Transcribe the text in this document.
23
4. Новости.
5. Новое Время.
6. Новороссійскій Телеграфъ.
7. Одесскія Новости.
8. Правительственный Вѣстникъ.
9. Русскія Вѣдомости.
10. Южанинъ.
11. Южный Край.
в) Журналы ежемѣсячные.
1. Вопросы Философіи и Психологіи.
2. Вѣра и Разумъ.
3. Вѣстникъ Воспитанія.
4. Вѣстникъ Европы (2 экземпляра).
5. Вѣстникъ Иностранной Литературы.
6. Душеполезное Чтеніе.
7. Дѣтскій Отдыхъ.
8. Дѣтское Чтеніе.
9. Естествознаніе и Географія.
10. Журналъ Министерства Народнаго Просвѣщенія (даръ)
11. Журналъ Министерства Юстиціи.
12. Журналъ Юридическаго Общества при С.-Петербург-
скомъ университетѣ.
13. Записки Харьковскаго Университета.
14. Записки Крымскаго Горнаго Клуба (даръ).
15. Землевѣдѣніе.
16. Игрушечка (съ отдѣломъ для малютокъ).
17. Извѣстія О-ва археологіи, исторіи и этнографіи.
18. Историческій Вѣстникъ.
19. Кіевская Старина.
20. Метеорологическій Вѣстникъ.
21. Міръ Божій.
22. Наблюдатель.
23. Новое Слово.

» EXERCISE AIM: Pull out every line of the records above that contains the word "даръ".

» EXERCISE ANSWER:
10. Журналъ Министерства Народнаго Просвѣщенія (даръ)
14. Записки Крымскаго Горнаго Клуба (даръ).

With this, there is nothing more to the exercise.